### [Passage provided]

━━━━━━━━━━━━━━━━━━━━

On the other hand, higher education has been shown in other studies to be protective of sexual dysfunction [16]. For instance, Safarinejad showed a prevalence rate of sexual dysfunction among Iranian women of 31.5% [13].
The study participants however included menopausal women (range 20-60 years) with only 38.8% having above high school education.
In Egypt, Ibrahim, et al. found a 52.8% prevalence of sexual dysfunction [17]. However, a majority (51.3%) were post-menopausal and 71% had undergone Female Genital Mutilation (FGM) hence the higher prevalence as advanced age adversely affects sexual function and possibly female FGM especially if type II or III [17].
The primary aim of our study was to compare the prevalence of sexual dysfunction between patients on follow up for sub-fertility and those seeking fertility control services, sexual dysfunction is a modifiable factor for female infertility by adjusting intercourse frequency in the fertility window, and by knowing the sexual behavior in sub-fertile cases we can modify the activity so this may help in increasing the fecundity rate.
We found a prevalence of sexual dysfunction of 45% in the subfertility and 35% in fertility control groups respectively.

━━━━━━━━━━━━━━━━━━━━

Stored data entries
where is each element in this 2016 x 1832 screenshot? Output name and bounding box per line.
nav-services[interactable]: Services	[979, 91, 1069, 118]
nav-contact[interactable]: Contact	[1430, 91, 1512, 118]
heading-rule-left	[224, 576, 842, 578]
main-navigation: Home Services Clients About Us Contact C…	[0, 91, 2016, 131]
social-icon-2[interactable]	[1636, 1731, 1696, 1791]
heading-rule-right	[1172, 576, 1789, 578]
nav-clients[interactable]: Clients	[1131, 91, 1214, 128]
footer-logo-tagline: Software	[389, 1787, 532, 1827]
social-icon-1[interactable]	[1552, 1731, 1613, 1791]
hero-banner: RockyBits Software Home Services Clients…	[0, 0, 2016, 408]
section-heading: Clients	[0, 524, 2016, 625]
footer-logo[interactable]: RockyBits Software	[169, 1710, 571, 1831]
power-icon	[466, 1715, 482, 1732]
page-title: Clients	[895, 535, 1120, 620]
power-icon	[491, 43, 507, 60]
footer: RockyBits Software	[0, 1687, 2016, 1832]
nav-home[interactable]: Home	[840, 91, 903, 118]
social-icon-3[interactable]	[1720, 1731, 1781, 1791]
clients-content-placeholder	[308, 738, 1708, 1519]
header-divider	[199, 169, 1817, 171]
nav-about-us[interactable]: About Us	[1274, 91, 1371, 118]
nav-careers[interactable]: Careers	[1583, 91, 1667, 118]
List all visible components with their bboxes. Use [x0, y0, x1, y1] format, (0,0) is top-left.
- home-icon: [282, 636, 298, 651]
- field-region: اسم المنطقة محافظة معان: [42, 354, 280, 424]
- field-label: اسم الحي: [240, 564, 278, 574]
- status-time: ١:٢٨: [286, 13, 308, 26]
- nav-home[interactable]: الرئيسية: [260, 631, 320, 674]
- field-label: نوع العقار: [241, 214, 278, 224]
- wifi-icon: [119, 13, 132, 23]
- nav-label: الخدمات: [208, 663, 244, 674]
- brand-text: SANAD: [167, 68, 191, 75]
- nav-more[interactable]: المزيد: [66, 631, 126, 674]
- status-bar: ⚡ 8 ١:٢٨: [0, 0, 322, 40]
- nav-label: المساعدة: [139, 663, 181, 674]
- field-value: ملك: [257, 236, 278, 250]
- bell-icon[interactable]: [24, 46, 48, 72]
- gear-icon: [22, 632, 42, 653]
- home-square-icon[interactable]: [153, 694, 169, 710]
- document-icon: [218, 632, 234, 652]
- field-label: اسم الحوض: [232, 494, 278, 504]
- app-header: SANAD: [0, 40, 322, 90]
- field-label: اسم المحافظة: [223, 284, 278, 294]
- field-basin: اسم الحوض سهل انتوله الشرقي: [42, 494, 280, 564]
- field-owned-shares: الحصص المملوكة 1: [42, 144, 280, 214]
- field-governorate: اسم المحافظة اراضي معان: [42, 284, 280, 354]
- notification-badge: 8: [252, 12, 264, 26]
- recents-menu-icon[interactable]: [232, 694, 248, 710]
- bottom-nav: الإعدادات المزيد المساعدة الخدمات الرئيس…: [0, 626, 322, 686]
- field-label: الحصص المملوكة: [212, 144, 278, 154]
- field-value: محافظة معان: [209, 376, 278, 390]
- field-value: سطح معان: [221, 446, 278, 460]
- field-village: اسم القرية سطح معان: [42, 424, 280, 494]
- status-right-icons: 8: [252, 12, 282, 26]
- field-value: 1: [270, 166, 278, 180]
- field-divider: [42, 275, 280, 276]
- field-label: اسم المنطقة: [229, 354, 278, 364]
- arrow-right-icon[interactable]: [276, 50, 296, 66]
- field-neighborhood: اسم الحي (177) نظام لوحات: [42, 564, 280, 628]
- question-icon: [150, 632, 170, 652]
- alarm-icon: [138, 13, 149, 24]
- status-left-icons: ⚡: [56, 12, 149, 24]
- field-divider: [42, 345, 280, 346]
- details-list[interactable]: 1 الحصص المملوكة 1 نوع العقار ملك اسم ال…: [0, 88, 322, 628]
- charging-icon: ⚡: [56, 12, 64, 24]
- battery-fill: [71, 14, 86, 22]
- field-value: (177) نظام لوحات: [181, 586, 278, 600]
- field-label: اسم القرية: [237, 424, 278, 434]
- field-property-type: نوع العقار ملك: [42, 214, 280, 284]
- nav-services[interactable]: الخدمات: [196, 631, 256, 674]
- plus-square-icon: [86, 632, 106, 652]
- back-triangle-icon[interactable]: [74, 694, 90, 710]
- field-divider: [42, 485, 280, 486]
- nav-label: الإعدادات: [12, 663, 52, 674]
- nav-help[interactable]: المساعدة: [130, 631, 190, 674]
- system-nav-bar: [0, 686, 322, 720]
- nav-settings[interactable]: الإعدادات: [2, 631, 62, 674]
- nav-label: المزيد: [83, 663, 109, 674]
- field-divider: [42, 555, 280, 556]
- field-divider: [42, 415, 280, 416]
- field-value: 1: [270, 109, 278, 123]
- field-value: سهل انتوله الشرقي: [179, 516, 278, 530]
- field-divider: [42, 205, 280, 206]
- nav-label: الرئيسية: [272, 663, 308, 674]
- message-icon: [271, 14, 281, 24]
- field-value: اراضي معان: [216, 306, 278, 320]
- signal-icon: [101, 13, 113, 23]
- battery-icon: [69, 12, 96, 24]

━━━━━━━━━━━━━━━━━━━━

### [Problems and tasks]
[A] Answer these questions using the passage on sexual dysfunction:
(i) What prevalence of sexual dysfunction did Safarinejad report among Iranian women?
(ii) In the Egyptian study by Ibrahim, et al., what percentage of participants had undergone Female Genital Mutilation?
(iii) What prevalence of sexual dysfunction did the authors find in the subfertility group?
[B] From the passage on sexual dysfunction, extract the text between "On the other" and "high school education.", inclusive.

### [Solutions to the exercise]
[A]
(i) 31.5%
(ii) 71%
(iii) 45%

[B]
On the other hand, higher education has been shown in other studies to be protective of sexual dysfunction [16]. For instance, Safarinejad showed a prevalence rate of sexual dysfunction among Iranian women of 31.5% [13].
The study participants however included menopausal women (range 20-60 years) with only 38.8% having above high school education.